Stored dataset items
[Start]

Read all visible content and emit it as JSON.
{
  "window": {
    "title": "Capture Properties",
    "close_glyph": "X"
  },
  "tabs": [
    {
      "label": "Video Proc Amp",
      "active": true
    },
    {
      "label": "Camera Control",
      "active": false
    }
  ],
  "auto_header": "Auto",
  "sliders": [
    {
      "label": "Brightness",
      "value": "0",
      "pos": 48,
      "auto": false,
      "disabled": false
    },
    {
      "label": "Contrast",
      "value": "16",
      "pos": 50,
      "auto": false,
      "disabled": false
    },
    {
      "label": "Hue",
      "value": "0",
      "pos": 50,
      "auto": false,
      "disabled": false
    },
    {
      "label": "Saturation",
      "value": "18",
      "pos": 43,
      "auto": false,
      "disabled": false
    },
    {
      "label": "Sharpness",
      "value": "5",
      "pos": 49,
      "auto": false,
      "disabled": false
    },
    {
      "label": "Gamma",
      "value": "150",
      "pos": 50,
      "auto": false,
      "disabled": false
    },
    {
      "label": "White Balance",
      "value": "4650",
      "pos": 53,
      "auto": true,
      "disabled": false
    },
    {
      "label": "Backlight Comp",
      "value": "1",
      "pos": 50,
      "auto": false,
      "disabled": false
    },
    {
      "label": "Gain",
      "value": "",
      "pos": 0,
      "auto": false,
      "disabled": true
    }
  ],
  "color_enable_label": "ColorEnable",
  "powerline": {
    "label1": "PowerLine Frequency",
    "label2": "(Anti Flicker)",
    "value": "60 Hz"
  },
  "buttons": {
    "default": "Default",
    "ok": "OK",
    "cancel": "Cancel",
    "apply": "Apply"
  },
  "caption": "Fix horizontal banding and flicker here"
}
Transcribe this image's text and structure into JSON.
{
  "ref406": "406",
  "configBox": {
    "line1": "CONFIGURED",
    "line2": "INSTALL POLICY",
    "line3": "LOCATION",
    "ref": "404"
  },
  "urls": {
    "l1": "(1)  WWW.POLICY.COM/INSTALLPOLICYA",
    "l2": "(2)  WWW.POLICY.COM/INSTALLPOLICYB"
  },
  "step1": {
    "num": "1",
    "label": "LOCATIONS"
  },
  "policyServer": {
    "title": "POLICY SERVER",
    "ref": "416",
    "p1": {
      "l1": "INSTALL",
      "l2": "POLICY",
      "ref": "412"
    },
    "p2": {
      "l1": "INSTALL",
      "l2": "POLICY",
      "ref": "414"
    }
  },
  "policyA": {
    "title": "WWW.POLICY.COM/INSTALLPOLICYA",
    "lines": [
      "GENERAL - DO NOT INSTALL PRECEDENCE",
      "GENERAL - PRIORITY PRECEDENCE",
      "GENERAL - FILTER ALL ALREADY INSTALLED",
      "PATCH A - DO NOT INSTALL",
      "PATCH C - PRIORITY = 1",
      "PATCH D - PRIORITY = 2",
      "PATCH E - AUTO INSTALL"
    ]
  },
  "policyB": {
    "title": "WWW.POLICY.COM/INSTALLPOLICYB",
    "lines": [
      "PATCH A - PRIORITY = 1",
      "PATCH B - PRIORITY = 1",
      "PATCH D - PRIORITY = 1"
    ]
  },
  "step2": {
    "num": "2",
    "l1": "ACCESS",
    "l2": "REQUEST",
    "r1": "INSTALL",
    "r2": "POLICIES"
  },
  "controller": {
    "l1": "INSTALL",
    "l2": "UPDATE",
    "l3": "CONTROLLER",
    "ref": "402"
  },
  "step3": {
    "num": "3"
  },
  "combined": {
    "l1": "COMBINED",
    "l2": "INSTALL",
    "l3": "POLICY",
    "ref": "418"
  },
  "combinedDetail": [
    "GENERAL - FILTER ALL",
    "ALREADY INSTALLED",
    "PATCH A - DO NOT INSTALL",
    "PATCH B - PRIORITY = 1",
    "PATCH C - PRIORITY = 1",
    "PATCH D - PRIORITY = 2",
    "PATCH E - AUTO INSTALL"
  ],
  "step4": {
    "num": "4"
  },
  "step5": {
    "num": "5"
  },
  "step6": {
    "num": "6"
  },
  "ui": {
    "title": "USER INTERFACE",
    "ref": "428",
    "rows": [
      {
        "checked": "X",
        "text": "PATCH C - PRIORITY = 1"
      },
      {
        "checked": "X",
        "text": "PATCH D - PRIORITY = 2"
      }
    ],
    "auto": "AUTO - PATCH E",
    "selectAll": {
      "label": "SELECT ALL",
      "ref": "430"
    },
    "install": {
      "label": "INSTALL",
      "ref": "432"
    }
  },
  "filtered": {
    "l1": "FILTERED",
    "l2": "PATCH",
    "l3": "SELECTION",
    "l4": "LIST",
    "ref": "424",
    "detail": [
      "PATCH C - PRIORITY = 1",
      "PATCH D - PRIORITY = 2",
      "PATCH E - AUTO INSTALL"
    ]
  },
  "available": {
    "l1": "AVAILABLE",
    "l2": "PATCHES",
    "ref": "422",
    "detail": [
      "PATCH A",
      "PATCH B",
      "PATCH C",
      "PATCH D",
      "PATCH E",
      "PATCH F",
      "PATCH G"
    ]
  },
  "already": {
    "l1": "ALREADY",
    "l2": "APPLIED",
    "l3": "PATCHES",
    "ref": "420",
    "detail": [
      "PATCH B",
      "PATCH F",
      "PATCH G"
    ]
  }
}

[End]

Written instruction
Reply with the number of lines in the preceding entries that contain "true", and no other words.

Correct result
3